EXERCISE: Search the material below for the string "with" and list each line that holds it.

EXERCISE INPUT:
####

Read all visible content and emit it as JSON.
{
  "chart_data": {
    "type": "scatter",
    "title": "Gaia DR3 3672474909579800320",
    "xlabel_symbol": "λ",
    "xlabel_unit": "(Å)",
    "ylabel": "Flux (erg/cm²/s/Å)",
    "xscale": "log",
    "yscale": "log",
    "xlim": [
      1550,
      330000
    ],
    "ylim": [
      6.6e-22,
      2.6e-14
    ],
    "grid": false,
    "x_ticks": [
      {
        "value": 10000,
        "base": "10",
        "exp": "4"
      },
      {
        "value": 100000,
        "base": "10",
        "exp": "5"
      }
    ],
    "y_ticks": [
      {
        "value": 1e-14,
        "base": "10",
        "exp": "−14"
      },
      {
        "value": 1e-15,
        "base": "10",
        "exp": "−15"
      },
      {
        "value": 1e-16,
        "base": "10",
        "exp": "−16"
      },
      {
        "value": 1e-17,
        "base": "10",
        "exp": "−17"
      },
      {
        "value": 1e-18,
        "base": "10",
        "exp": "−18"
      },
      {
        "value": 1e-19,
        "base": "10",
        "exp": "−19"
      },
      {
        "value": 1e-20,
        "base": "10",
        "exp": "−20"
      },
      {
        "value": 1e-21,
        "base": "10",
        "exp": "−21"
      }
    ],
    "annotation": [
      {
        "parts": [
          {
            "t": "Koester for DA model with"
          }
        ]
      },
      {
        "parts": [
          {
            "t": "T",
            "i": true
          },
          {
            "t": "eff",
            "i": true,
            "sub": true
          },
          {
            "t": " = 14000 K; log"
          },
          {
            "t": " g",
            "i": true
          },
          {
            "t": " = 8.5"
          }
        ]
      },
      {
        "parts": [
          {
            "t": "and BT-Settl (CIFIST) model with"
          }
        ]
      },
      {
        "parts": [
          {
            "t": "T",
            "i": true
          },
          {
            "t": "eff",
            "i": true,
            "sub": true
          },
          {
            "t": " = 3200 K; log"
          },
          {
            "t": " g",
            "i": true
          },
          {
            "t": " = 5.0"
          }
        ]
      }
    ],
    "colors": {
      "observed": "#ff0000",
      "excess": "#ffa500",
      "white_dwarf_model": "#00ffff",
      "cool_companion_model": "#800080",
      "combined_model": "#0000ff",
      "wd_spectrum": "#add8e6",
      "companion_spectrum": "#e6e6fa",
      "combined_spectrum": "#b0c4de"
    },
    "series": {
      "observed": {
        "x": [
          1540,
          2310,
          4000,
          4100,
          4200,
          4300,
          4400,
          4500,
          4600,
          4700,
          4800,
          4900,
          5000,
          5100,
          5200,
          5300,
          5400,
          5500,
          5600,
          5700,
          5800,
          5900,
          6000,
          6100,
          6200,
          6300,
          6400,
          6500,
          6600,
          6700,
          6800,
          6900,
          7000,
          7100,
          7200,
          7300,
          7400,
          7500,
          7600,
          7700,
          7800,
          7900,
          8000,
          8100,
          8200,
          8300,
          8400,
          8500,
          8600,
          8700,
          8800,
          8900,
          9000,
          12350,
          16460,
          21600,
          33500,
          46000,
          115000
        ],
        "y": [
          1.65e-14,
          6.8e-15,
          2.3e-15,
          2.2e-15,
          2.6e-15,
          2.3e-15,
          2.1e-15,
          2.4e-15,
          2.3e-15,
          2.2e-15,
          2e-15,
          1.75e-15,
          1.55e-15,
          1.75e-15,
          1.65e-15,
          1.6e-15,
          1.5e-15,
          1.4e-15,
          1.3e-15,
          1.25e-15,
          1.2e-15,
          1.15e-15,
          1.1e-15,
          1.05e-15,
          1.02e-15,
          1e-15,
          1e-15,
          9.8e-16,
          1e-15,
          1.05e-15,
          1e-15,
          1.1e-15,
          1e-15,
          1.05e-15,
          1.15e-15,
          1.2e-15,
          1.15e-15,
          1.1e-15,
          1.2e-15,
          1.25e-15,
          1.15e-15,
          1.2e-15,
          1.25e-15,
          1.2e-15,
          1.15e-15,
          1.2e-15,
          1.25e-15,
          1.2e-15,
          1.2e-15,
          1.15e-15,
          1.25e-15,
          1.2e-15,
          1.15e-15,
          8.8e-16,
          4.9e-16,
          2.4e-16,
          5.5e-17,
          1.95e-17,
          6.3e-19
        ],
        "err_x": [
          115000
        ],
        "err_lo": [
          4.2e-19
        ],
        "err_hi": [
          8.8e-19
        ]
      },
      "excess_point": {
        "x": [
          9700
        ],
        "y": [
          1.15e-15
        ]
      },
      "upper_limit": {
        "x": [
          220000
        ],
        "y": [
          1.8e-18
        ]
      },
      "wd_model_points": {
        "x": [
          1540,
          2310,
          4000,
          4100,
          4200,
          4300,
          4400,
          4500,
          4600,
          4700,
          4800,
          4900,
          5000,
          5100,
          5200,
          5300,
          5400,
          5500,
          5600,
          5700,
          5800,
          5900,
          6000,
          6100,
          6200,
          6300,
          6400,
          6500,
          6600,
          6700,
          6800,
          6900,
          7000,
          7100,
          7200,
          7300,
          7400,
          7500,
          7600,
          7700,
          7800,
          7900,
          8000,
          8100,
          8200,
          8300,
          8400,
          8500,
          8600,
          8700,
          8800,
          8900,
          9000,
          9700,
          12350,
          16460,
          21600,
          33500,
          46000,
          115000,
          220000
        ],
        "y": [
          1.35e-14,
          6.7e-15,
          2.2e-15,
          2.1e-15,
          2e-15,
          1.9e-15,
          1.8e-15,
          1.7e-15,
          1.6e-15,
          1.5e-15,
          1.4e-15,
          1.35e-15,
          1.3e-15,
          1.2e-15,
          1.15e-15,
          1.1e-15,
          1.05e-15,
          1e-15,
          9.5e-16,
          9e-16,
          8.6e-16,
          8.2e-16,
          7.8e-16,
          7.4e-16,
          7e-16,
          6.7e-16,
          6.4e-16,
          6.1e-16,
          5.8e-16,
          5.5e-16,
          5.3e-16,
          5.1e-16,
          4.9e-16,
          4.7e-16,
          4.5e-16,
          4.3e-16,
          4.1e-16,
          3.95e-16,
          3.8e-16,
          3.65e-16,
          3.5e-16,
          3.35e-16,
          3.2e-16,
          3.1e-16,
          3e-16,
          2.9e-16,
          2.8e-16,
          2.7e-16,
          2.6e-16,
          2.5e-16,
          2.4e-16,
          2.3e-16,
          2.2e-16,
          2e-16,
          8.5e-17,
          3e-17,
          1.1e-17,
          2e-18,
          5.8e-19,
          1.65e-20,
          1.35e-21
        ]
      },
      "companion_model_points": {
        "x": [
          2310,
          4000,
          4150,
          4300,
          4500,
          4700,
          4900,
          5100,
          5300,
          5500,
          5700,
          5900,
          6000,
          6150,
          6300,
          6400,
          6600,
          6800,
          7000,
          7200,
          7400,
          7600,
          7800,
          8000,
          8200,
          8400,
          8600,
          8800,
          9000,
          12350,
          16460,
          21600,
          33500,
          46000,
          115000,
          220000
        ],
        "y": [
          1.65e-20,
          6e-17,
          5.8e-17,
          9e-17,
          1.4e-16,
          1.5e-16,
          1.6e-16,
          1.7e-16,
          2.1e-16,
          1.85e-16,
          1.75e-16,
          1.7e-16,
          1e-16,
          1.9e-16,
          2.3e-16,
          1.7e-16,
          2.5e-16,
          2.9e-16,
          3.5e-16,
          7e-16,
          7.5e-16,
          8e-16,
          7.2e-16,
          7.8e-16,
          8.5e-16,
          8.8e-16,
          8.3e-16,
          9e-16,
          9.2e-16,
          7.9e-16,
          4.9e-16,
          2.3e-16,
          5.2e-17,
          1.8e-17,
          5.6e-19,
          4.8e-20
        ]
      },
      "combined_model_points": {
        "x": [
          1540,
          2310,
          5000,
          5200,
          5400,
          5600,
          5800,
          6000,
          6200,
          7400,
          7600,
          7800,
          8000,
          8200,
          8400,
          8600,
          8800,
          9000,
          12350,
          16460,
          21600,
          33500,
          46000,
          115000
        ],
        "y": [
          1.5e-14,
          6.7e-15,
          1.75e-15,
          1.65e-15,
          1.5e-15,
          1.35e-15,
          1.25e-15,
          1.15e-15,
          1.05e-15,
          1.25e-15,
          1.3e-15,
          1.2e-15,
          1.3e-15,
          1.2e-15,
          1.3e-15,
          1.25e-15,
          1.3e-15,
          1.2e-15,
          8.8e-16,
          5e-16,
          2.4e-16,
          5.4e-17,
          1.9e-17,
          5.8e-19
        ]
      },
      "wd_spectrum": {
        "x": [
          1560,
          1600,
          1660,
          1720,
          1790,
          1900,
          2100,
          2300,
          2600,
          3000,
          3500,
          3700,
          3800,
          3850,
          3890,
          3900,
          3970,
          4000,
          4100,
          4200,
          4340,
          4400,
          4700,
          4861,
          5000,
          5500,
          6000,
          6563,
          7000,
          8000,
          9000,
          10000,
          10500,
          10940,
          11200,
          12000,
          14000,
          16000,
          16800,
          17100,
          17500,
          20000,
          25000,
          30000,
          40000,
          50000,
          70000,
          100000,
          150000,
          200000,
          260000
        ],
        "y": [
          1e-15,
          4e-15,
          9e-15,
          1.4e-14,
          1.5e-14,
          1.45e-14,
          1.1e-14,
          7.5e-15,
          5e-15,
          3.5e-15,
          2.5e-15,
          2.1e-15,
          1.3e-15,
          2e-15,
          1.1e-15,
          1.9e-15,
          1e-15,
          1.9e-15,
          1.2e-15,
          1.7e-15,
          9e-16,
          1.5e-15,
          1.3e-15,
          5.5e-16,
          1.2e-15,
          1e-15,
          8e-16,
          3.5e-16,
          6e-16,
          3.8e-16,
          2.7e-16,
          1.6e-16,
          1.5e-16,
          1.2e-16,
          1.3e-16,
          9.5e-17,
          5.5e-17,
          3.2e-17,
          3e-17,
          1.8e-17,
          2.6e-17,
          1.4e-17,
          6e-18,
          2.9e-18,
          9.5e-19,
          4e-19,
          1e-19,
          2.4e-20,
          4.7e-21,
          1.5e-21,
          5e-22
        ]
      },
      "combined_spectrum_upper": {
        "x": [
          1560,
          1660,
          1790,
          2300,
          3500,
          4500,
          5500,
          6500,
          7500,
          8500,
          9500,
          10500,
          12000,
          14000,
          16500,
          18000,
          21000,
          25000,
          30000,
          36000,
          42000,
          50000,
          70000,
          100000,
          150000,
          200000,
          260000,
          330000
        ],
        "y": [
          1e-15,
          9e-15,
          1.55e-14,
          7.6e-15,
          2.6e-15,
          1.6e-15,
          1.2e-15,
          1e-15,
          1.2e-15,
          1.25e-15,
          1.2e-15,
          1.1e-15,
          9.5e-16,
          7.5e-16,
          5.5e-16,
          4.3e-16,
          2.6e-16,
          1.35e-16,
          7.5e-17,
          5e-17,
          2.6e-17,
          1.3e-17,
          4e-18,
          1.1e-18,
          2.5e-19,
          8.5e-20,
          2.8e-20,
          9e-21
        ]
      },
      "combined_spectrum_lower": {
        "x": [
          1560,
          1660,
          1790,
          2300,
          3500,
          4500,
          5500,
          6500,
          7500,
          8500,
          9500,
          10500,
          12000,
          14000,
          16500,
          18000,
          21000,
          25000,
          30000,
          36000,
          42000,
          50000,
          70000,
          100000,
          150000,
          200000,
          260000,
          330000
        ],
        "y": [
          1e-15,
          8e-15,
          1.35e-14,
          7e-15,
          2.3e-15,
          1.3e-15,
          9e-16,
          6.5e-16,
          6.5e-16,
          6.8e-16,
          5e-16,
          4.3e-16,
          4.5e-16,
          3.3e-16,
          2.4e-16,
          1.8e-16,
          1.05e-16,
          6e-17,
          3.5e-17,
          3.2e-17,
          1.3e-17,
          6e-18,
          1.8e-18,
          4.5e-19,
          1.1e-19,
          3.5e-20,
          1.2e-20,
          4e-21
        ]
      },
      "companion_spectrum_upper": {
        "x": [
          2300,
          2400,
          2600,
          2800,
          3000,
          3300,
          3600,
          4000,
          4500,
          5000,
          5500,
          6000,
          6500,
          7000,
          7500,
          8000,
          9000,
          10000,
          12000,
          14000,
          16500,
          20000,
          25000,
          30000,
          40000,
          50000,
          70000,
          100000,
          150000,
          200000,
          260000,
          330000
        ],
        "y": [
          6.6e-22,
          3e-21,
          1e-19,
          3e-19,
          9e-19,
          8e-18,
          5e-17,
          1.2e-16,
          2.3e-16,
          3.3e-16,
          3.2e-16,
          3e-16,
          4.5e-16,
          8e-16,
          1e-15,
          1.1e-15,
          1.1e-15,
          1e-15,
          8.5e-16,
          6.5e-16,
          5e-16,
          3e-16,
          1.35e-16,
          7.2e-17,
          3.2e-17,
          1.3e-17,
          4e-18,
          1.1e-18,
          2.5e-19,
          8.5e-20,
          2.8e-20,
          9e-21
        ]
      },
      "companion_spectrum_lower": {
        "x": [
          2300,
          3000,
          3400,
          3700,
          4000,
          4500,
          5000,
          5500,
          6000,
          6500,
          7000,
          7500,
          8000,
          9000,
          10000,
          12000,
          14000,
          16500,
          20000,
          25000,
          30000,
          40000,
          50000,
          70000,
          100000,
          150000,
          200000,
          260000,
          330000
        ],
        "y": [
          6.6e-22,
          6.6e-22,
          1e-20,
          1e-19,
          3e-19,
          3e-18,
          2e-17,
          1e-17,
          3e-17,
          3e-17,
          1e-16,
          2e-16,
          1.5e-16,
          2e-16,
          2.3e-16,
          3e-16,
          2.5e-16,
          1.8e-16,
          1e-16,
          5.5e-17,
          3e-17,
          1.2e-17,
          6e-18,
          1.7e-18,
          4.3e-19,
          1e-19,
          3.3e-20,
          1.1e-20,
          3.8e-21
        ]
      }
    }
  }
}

####

ANSWER TO THE TASK:
            "t": "Koester for DA model with"
            "t": "and BT-Settl (CIFIST) model with"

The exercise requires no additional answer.